▶ [Exercise] Check each line of the material. Copy those containing "初中物理在线".

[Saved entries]
*****

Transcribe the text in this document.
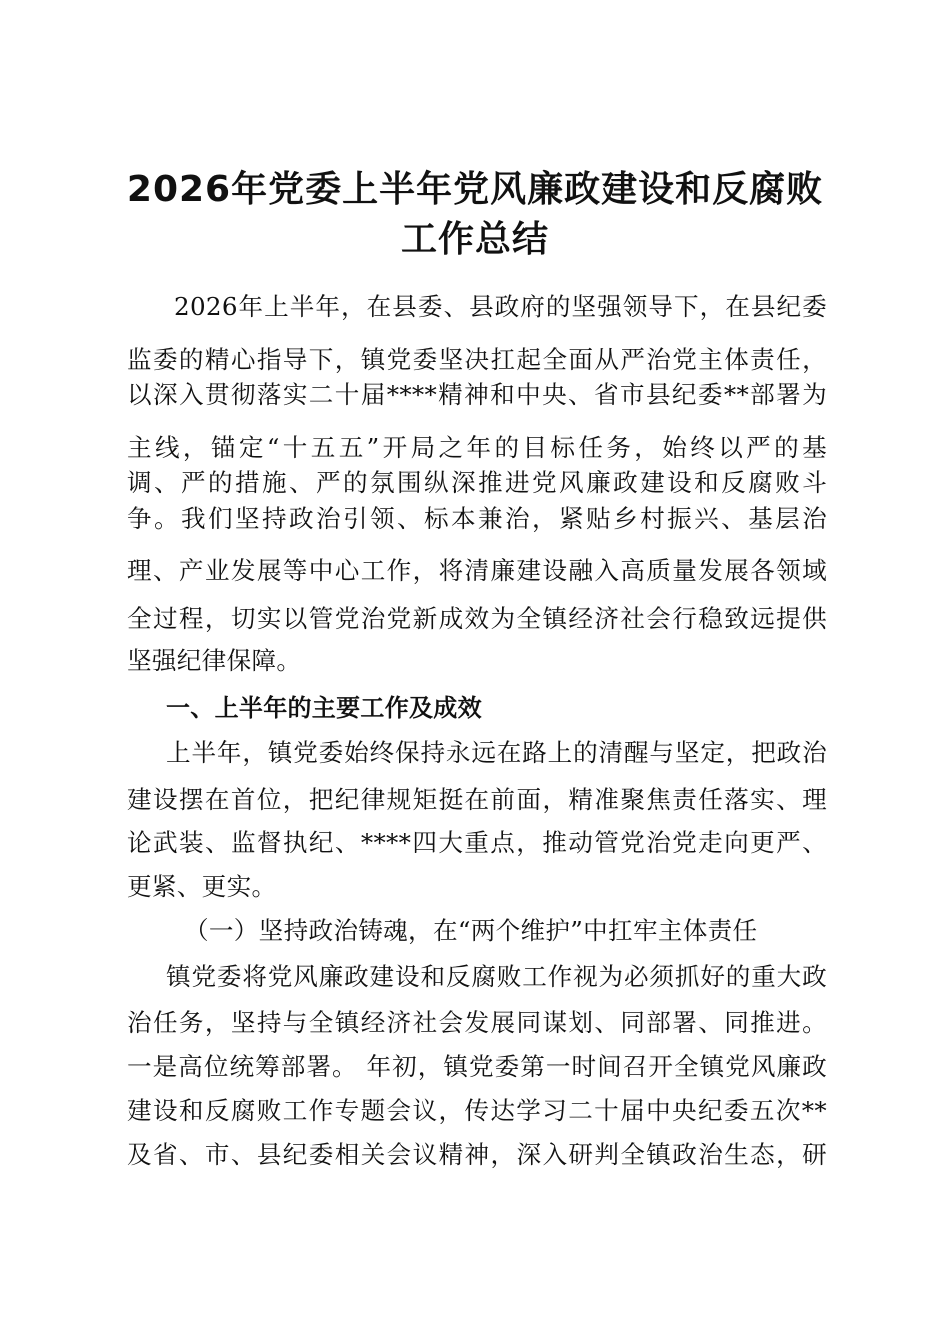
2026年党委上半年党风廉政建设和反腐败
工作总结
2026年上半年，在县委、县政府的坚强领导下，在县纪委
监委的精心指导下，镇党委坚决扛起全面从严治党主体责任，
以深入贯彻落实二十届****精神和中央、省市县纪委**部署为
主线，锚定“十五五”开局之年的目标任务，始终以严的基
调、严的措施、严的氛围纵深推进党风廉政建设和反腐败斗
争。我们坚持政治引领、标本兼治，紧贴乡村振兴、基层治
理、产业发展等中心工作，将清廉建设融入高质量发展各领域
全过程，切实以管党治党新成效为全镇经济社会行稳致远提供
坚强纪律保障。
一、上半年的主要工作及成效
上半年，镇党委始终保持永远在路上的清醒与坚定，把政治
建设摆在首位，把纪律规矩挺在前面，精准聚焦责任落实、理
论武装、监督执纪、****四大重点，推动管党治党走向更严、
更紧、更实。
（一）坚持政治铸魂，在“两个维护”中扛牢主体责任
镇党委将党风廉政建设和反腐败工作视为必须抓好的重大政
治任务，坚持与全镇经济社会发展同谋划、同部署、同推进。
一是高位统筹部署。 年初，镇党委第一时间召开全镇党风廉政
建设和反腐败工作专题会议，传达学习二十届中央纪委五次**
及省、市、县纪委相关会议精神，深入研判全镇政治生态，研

*****

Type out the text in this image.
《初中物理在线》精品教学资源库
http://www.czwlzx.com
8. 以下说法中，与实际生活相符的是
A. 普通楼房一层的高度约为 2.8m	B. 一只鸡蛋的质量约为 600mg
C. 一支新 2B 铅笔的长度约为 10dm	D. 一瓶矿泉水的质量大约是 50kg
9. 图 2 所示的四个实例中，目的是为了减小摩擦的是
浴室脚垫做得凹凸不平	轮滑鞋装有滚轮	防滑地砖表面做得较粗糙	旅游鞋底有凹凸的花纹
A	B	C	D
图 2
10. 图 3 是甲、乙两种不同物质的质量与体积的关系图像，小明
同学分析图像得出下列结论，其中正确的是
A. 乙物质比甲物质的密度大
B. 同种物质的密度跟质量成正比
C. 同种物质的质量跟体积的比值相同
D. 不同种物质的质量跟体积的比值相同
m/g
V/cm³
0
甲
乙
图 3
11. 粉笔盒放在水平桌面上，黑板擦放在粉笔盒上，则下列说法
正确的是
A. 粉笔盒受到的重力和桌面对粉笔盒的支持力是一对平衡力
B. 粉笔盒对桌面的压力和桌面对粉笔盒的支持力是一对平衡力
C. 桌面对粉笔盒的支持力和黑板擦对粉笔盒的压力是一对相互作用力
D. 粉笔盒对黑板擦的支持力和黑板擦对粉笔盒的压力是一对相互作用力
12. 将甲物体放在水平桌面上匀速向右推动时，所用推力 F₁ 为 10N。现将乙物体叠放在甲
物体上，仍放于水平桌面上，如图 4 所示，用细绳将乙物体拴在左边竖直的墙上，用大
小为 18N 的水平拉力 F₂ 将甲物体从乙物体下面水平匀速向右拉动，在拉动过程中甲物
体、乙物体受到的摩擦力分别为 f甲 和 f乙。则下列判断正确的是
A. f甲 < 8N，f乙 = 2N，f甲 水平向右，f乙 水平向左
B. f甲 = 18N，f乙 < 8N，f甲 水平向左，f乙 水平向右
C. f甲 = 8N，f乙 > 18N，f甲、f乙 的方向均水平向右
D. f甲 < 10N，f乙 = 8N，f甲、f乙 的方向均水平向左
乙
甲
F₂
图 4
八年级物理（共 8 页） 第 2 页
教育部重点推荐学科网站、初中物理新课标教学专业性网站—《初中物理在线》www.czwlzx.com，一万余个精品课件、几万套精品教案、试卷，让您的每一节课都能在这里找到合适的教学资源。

*****

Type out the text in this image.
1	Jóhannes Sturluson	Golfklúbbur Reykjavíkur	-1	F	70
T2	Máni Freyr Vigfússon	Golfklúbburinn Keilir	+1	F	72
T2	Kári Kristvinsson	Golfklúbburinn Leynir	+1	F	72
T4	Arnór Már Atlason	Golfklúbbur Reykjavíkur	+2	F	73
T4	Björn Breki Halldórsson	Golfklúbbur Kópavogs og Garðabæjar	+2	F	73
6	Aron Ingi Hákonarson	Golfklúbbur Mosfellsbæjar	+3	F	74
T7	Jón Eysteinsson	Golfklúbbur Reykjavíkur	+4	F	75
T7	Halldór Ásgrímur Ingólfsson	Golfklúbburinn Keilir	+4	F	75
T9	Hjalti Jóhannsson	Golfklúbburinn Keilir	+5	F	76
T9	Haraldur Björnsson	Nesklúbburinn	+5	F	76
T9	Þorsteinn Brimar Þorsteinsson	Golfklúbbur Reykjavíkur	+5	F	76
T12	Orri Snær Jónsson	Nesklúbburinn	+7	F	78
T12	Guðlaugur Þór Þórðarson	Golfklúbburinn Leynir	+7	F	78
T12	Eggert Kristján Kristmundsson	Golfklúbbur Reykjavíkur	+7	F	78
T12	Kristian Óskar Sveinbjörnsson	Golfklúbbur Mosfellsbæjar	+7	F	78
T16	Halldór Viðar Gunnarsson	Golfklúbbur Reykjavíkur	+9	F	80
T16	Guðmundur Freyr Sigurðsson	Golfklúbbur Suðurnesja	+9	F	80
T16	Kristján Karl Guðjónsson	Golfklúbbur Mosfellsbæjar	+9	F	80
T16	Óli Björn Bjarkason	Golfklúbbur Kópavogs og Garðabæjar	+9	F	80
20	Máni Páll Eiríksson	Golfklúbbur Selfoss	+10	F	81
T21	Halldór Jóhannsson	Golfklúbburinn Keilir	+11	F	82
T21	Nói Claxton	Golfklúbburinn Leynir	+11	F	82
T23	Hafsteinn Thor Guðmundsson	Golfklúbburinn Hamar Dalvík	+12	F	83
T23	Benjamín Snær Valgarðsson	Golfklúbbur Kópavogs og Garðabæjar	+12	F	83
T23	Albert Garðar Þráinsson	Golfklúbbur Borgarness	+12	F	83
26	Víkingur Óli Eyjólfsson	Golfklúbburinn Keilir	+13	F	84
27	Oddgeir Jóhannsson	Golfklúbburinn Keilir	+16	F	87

*****

▶ [Response for this exercise]
《初中物理在线》精品教学资源库
教育部重点推荐学科网站、初中物理新课标教学专业性网站—《初中物理在线》www.czwlzx.com，一万余个精品课件、几万套精品教案、试卷，让您的每一节课都能在这里找到合适的教学资源。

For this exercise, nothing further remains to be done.